**WHAT YOU WILL DO**
In the listing below, pick out lines with "Guests".

═══ RECORDS FOR THE EXERCISE ═══

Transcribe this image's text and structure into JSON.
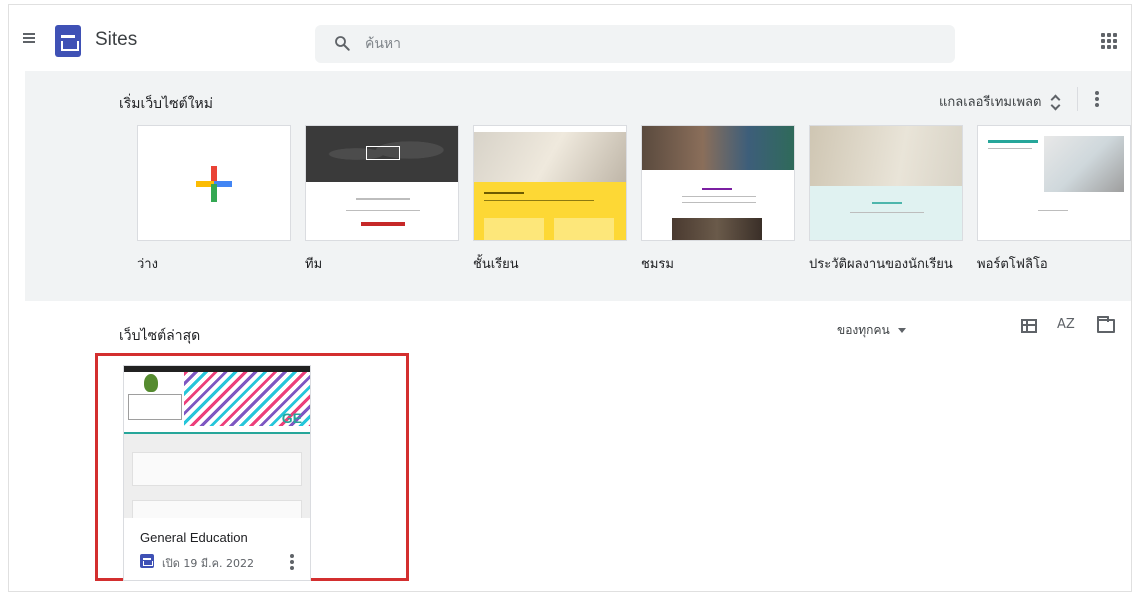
{
  "header": {
    "app_name": "Sites",
    "search_placeholder": "ค้นหา",
    "icons": {
      "menu": "hamburger-menu-icon",
      "logo": "google-sites-logo",
      "search": "search-icon",
      "apps": "apps-grid-icon"
    }
  },
  "templates": {
    "title": "เริ่มเว็บไซต์ใหม่",
    "gallery_label": "แกลเลอรีเทมเพลต",
    "items": [
      {
        "label": "ว่าง"
      },
      {
        "label": "ทีม"
      },
      {
        "label": "ชั้นเรียน"
      },
      {
        "label": "ชมรม"
      },
      {
        "label": "ประวัติผลงานของนักเรียน"
      },
      {
        "label": "พอร์ตโฟลิโอ"
      }
    ]
  },
  "recent": {
    "title": "เว็บไซต์ล่าสุด",
    "owner_filter": "ของทุกคน",
    "sort_label": "AZ",
    "sites": [
      {
        "name": "General Education",
        "opened": "เปิด 19 มี.ค. 2022",
        "thumb_logo_text": "GE"
      }
    ]
  },
  "colors": {
    "accent": "#3f51b5",
    "highlight": "#d32f2f",
    "band": "#f1f3f4"
  }
}
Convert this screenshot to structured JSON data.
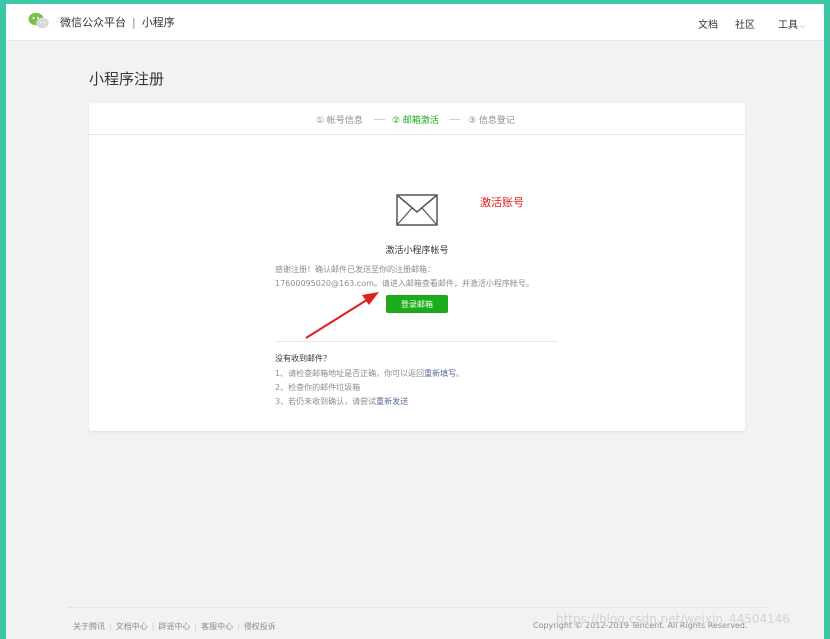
{
  "header": {
    "brand": "微信公众平台",
    "separator": "|",
    "product": "小程序",
    "nav": {
      "docs": "文档",
      "community": "社区",
      "tools": "工具"
    }
  },
  "page": {
    "title": "小程序注册"
  },
  "steps": [
    {
      "label": "① 帐号信息",
      "active": false
    },
    {
      "label": "② 邮箱激活",
      "active": true
    },
    {
      "label": "③ 信息登记",
      "active": false
    }
  ],
  "activation": {
    "annotation": "激活账号",
    "title": "激活小程序帐号",
    "line1": "感谢注册！确认邮件已发送至你的注册邮箱：",
    "line2": "17600095020@163.com。请进入邮箱查看邮件，并激活小程序帐号。",
    "button": "登录邮箱"
  },
  "help": {
    "title": "没有收到邮件？",
    "item1_prefix": "1、请检查邮箱地址是否正确，你可以返回",
    "item1_link": "重新填写",
    "item1_suffix": "。",
    "item2": "2、检查你的邮件垃圾箱",
    "item3_prefix": "3、若仍未收到确认，请尝试",
    "item3_link": "重新发送"
  },
  "footer": {
    "links": [
      "关于腾讯",
      "文档中心",
      "辟谣中心",
      "客服中心",
      "侵权投诉"
    ],
    "copyright": "Copyright © 2012-2019 Tencent. All Rights Reserved.",
    "watermark": "https://blog.csdn.net/weixin_44504146"
  },
  "colors": {
    "accent": "#1aad19",
    "link": "#576b95",
    "annotation": "#e0201b",
    "frame": "#39c7a5"
  }
}
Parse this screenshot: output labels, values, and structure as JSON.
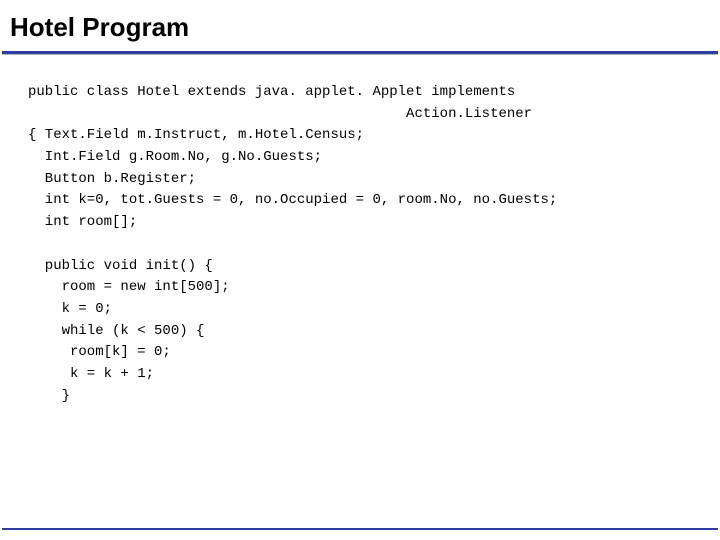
{
  "title": "Hotel Program",
  "code": {
    "l1": "public class Hotel extends java. applet. Applet implements",
    "l2": "                                             Action.Listener",
    "l3": "{ Text.Field m.Instruct, m.Hotel.Census;",
    "l4": "  Int.Field g.Room.No, g.No.Guests;",
    "l5": "  Button b.Register;",
    "l6": "  int k=0, tot.Guests = 0, no.Occupied = 0, room.No, no.Guests;",
    "l7": "  int room[];",
    "l8": "",
    "l9": "  public void init() {",
    "l10": "    room = new int[500];",
    "l11": "    k = 0;",
    "l12": "    while (k < 500) {",
    "l13": "     room[k] = 0;",
    "l14": "     k = k + 1;",
    "l15": "    }"
  }
}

═══

**SOLUTION BELOW**
    "l4": "  Int.Field g.Room.No, g.No.Guests;",
    "l6": "  int k=0, tot.Guests = 0, no.Occupied = 0, room.No, no.Guests;",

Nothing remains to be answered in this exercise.